-- Begin --
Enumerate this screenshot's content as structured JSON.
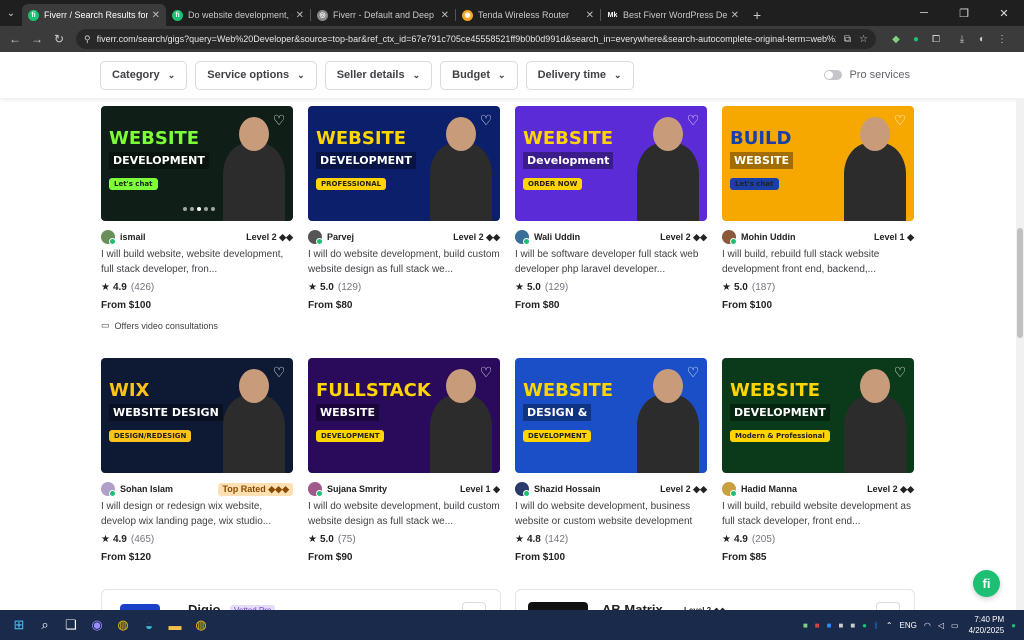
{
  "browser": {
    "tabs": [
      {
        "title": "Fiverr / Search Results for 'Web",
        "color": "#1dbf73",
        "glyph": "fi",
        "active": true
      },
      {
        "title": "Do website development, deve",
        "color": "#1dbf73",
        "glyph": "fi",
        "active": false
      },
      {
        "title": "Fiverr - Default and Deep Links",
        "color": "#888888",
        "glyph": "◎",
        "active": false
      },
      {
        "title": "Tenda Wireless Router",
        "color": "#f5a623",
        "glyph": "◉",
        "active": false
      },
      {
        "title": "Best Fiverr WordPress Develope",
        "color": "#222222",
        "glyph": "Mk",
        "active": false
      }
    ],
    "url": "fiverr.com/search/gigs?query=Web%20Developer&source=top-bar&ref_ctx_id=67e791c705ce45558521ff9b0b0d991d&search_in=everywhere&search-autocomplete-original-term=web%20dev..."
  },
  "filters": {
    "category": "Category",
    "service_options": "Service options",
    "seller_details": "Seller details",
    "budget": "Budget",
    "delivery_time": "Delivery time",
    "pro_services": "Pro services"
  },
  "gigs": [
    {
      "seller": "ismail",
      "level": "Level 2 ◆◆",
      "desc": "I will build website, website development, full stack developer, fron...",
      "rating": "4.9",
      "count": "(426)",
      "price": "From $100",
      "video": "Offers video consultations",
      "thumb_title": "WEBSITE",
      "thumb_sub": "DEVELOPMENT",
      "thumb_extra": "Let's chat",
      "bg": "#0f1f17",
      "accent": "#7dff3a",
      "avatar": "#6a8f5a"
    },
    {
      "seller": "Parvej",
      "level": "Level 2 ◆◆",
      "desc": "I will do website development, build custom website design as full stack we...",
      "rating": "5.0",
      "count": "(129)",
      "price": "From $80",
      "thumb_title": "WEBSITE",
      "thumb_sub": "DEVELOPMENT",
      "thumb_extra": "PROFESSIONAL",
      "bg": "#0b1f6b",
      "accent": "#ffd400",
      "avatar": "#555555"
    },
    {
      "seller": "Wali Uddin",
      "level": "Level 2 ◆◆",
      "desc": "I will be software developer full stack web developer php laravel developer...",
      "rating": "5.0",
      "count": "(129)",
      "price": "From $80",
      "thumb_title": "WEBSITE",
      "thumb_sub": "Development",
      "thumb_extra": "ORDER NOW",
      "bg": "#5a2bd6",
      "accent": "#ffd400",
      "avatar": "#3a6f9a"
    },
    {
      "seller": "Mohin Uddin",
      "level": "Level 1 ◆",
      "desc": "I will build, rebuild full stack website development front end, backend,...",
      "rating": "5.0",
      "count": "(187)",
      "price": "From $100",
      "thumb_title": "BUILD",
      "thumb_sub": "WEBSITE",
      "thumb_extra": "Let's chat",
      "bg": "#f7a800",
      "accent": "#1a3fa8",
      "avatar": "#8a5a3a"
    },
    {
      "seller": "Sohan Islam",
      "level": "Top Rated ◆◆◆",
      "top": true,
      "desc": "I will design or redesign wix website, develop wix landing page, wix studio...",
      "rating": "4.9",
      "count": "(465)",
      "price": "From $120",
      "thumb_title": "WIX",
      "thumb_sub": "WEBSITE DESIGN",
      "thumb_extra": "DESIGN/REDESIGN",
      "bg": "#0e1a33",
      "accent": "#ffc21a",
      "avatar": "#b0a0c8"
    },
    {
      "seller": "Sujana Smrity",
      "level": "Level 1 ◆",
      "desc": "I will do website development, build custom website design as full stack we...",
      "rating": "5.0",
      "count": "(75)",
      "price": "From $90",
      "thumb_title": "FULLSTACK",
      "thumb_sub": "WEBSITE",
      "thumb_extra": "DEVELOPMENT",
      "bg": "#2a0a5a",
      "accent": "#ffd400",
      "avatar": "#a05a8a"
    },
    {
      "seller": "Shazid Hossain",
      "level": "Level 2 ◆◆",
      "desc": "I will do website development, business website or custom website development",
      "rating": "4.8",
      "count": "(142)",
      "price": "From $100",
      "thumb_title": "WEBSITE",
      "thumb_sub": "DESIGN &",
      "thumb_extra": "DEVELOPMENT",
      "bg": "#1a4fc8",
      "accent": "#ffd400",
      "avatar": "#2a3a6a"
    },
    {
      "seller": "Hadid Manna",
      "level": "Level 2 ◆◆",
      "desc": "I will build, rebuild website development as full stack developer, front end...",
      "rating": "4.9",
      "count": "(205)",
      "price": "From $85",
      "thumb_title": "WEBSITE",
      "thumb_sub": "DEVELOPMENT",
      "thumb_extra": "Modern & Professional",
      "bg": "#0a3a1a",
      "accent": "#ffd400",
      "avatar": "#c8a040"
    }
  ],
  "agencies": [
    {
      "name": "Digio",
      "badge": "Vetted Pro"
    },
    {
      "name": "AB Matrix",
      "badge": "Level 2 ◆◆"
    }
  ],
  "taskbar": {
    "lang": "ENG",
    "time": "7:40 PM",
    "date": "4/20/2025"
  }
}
-- End --
Task to complete:
Restate the whole listing above exactly, except for its images.

Output for this exercise:
Enumerate this screenshot's content as structured JSON.
{
  "browser": {
    "tabs": [
      {
        "title": "Fiverr / Search Results for 'Web",
        "color": "#1dbf73",
        "glyph": "fi",
        "active": true
      },
      {
        "title": "Do website development, deve",
        "color": "#1dbf73",
        "glyph": "fi",
        "active": false
      },
      {
        "title": "Fiverr - Default and Deep Links",
        "color": "#888888",
        "glyph": "◎",
        "active": false
      },
      {
        "title": "Tenda Wireless Router",
        "color": "#f5a623",
        "glyph": "◉",
        "active": false
      },
      {
        "title": "Best Fiverr WordPress Develope",
        "color": "#222222",
        "glyph": "Mk",
        "active": false
      }
    ],
    "url": "fiverr.com/search/gigs?query=Web%20Developer&source=top-bar&ref_ctx_id=67e791c705ce45558521ff9b0b0d991d&search_in=everywhere&search-autocomplete-original-term=web%20dev..."
  },
  "filters": {
    "category": "Category",
    "service_options": "Service options",
    "seller_details": "Seller details",
    "budget": "Budget",
    "delivery_time": "Delivery time",
    "pro_services": "Pro services"
  },
  "gigs": [
    {
      "seller": "ismail",
      "level": "Level 2 ◆◆",
      "desc": "I will build website, website development, full stack developer, fron...",
      "rating": "4.9",
      "count": "(426)",
      "price": "From $100",
      "video": "Offers video consultations",
      "thumb_title": "WEBSITE",
      "thumb_sub": "DEVELOPMENT",
      "thumb_extra": "Let's chat",
      "bg": "#0f1f17",
      "accent": "#7dff3a",
      "avatar": "#6a8f5a"
    },
    {
      "seller": "Parvej",
      "level": "Level 2 ◆◆",
      "desc": "I will do website development, build custom website design as full stack we...",
      "rating": "5.0",
      "count": "(129)",
      "price": "From $80",
      "thumb_title": "WEBSITE",
      "thumb_sub": "DEVELOPMENT",
      "thumb_extra": "PROFESSIONAL",
      "bg": "#0b1f6b",
      "accent": "#ffd400",
      "avatar": "#555555"
    },
    {
      "seller": "Wali Uddin",
      "level": "Level 2 ◆◆",
      "desc": "I will be software developer full stack web developer php laravel developer...",
      "rating": "5.0",
      "count": "(129)",
      "price": "From $80",
      "thumb_title": "WEBSITE",
      "thumb_sub": "Development",
      "thumb_extra": "ORDER NOW",
      "bg": "#5a2bd6",
      "accent": "#ffd400",
      "avatar": "#3a6f9a"
    },
    {
      "seller": "Mohin Uddin",
      "level": "Level 1 ◆",
      "desc": "I will build, rebuild full stack website development front end, backend,...",
      "rating": "5.0",
      "count": "(187)",
      "price": "From $100",
      "thumb_title": "BUILD",
      "thumb_sub": "WEBSITE",
      "thumb_extra": "Let's chat",
      "bg": "#f7a800",
      "accent": "#1a3fa8",
      "avatar": "#8a5a3a"
    },
    {
      "seller": "Sohan Islam",
      "level": "Top Rated ◆◆◆",
      "top": true,
      "desc": "I will design or redesign wix website, develop wix landing page, wix studio...",
      "rating": "4.9",
      "count": "(465)",
      "price": "From $120",
      "thumb_title": "WIX",
      "thumb_sub": "WEBSITE DESIGN",
      "thumb_extra": "DESIGN/REDESIGN",
      "bg": "#0e1a33",
      "accent": "#ffc21a",
      "avatar": "#b0a0c8"
    },
    {
      "seller": "Sujana Smrity",
      "level": "Level 1 ◆",
      "desc": "I will do website development, build custom website design as full stack we...",
      "rating": "5.0",
      "count": "(75)",
      "price": "From $90",
      "thumb_title": "FULLSTACK",
      "thumb_sub": "WEBSITE",
      "thumb_extra": "DEVELOPMENT",
      "bg": "#2a0a5a",
      "accent": "#ffd400",
      "avatar": "#a05a8a"
    },
    {
      "seller": "Shazid Hossain",
      "level": "Level 2 ◆◆",
      "desc": "I will do website development, business website or custom website development",
      "rating": "4.8",
      "count": "(142)",
      "price": "From $100",
      "thumb_title": "WEBSITE",
      "thumb_sub": "DESIGN &",
      "thumb_extra": "DEVELOPMENT",
      "bg": "#1a4fc8",
      "accent": "#ffd400",
      "avatar": "#2a3a6a"
    },
    {
      "seller": "Hadid Manna",
      "level": "Level 2 ◆◆",
      "desc": "I will build, rebuild website development as full stack developer, front end...",
      "rating": "4.9",
      "count": "(205)",
      "price": "From $85",
      "thumb_title": "WEBSITE",
      "thumb_sub": "DEVELOPMENT",
      "thumb_extra": "Modern & Professional",
      "bg": "#0a3a1a",
      "accent": "#ffd400",
      "avatar": "#c8a040"
    }
  ],
  "agencies": [
    {
      "name": "Digio",
      "badge": "Vetted Pro"
    },
    {
      "name": "AB Matrix",
      "badge": "Level 2 ◆◆"
    }
  ],
  "taskbar": {
    "lang": "ENG",
    "time": "7:40 PM",
    "date": "4/20/2025"
  }
}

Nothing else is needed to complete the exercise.